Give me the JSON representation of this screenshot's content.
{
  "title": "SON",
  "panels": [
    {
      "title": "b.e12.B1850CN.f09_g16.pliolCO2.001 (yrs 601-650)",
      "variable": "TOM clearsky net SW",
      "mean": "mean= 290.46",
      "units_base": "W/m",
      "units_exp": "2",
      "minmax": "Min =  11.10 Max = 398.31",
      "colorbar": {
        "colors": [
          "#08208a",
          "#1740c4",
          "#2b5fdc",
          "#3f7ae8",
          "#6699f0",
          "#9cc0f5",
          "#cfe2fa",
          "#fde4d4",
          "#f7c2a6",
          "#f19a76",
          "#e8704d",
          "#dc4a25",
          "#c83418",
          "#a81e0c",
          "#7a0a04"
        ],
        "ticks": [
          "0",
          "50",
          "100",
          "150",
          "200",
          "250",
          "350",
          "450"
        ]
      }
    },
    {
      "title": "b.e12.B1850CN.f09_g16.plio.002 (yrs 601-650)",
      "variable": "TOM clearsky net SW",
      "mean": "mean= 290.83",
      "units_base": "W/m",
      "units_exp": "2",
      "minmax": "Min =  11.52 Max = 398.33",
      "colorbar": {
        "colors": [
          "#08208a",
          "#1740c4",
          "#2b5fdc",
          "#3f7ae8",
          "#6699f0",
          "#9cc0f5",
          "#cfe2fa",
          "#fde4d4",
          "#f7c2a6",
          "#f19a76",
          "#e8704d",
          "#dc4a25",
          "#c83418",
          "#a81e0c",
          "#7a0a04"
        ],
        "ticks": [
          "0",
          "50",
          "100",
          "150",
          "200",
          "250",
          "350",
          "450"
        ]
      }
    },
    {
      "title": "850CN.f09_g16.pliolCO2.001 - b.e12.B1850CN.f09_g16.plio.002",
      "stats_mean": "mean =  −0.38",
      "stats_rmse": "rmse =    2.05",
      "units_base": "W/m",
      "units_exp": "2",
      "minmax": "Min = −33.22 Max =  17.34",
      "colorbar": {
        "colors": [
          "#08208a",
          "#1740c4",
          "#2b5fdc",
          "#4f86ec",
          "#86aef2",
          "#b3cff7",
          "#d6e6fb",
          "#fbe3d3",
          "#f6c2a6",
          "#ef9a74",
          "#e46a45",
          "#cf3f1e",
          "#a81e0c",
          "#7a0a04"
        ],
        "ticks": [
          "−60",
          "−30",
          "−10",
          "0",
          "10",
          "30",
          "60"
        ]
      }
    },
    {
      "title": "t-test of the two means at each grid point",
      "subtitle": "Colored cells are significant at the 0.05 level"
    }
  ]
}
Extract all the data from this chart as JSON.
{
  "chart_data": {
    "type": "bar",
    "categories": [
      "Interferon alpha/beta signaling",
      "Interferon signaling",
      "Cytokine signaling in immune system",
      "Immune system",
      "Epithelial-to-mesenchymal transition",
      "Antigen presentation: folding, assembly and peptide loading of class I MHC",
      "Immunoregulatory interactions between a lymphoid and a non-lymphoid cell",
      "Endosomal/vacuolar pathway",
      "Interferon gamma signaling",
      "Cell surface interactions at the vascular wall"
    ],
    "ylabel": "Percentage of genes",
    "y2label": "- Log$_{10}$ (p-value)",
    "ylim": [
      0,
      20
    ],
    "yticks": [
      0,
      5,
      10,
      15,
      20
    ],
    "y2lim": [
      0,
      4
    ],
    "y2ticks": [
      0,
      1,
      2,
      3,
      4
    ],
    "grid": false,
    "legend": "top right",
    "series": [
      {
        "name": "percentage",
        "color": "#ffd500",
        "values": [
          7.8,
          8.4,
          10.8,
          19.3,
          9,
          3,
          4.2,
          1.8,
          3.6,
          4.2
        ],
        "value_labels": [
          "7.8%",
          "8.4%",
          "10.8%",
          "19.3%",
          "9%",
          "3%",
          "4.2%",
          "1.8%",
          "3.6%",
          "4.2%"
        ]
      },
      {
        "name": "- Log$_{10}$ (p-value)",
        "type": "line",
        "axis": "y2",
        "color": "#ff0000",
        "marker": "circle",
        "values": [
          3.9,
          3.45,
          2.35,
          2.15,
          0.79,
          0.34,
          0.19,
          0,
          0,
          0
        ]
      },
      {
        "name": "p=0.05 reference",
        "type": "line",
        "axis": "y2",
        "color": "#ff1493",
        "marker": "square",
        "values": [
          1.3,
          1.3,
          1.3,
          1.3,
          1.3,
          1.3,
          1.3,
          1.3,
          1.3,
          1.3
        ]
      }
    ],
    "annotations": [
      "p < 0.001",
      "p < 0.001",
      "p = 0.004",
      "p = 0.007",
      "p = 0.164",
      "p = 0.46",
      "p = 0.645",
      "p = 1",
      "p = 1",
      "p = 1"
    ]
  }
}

● **Task goal**: The entries above must be transcribed word for word.

● **Answer space**:
Give me the JSON representation of this screenshot's content.
{
  "title": "SON",
  "panels": [
    {
      "title": "b.e12.B1850CN.f09_g16.pliolCO2.001 (yrs 601-650)",
      "variable": "TOM clearsky net SW",
      "mean": "mean= 290.46",
      "units_base": "W/m",
      "units_exp": "2",
      "minmax": "Min =  11.10 Max = 398.31",
      "colorbar": {
        "colors": [
          "#08208a",
          "#1740c4",
          "#2b5fdc",
          "#3f7ae8",
          "#6699f0",
          "#9cc0f5",
          "#cfe2fa",
          "#fde4d4",
          "#f7c2a6",
          "#f19a76",
          "#e8704d",
          "#dc4a25",
          "#c83418",
          "#a81e0c",
          "#7a0a04"
        ],
        "ticks": [
          "0",
          "50",
          "100",
          "150",
          "200",
          "250",
          "350",
          "450"
        ]
      }
    },
    {
      "title": "b.e12.B1850CN.f09_g16.plio.002 (yrs 601-650)",
      "variable": "TOM clearsky net SW",
      "mean": "mean= 290.83",
      "units_base": "W/m",
      "units_exp": "2",
      "minmax": "Min =  11.52 Max = 398.33",
      "colorbar": {
        "colors": [
          "#08208a",
          "#1740c4",
          "#2b5fdc",
          "#3f7ae8",
          "#6699f0",
          "#9cc0f5",
          "#cfe2fa",
          "#fde4d4",
          "#f7c2a6",
          "#f19a76",
          "#e8704d",
          "#dc4a25",
          "#c83418",
          "#a81e0c",
          "#7a0a04"
        ],
        "ticks": [
          "0",
          "50",
          "100",
          "150",
          "200",
          "250",
          "350",
          "450"
        ]
      }
    },
    {
      "title": "850CN.f09_g16.pliolCO2.001 - b.e12.B1850CN.f09_g16.plio.002",
      "stats_mean": "mean =  −0.38",
      "stats_rmse": "rmse =    2.05",
      "units_base": "W/m",
      "units_exp": "2",
      "minmax": "Min = −33.22 Max =  17.34",
      "colorbar": {
        "colors": [
          "#08208a",
          "#1740c4",
          "#2b5fdc",
          "#4f86ec",
          "#86aef2",
          "#b3cff7",
          "#d6e6fb",
          "#fbe3d3",
          "#f6c2a6",
          "#ef9a74",
          "#e46a45",
          "#cf3f1e",
          "#a81e0c",
          "#7a0a04"
        ],
        "ticks": [
          "−60",
          "−30",
          "−10",
          "0",
          "10",
          "30",
          "60"
        ]
      }
    },
    {
      "title": "t-test of the two means at each grid point",
      "subtitle": "Colored cells are significant at the 0.05 level"
    }
  ]
}
Extract all the data from this chart as JSON.
{
  "chart_data": {
    "type": "bar",
    "categories": [
      "Interferon alpha/beta signaling",
      "Interferon signaling",
      "Cytokine signaling in immune system",
      "Immune system",
      "Epithelial-to-mesenchymal transition",
      "Antigen presentation: folding, assembly and peptide loading of class I MHC",
      "Immunoregulatory interactions between a lymphoid and a non-lymphoid cell",
      "Endosomal/vacuolar pathway",
      "Interferon gamma signaling",
      "Cell surface interactions at the vascular wall"
    ],
    "ylabel": "Percentage of genes",
    "y2label": "- Log$_{10}$ (p-value)",
    "ylim": [
      0,
      20
    ],
    "yticks": [
      0,
      5,
      10,
      15,
      20
    ],
    "y2lim": [
      0,
      4
    ],
    "y2ticks": [
      0,
      1,
      2,
      3,
      4
    ],
    "grid": false,
    "legend": "top right",
    "series": [
      {
        "name": "percentage",
        "color": "#ffd500",
        "values": [
          7.8,
          8.4,
          10.8,
          19.3,
          9,
          3,
          4.2,
          1.8,
          3.6,
          4.2
        ],
        "value_labels": [
          "7.8%",
          "8.4%",
          "10.8%",
          "19.3%",
          "9%",
          "3%",
          "4.2%",
          "1.8%",
          "3.6%",
          "4.2%"
        ]
      },
      {
        "name": "- Log$_{10}$ (p-value)",
        "type": "line",
        "axis": "y2",
        "color": "#ff0000",
        "marker": "circle",
        "values": [
          3.9,
          3.45,
          2.35,
          2.15,
          0.79,
          0.34,
          0.19,
          0,
          0,
          0
        ]
      },
      {
        "name": "p=0.05 reference",
        "type": "line",
        "axis": "y2",
        "color": "#ff1493",
        "marker": "square",
        "values": [
          1.3,
          1.3,
          1.3,
          1.3,
          1.3,
          1.3,
          1.3,
          1.3,
          1.3,
          1.3
        ]
      }
    ],
    "annotations": [
      "p < 0.001",
      "p < 0.001",
      "p = 0.004",
      "p = 0.007",
      "p = 0.164",
      "p = 0.46",
      "p = 0.645",
      "p = 1",
      "p = 1",
      "p = 1"
    ]
  }
}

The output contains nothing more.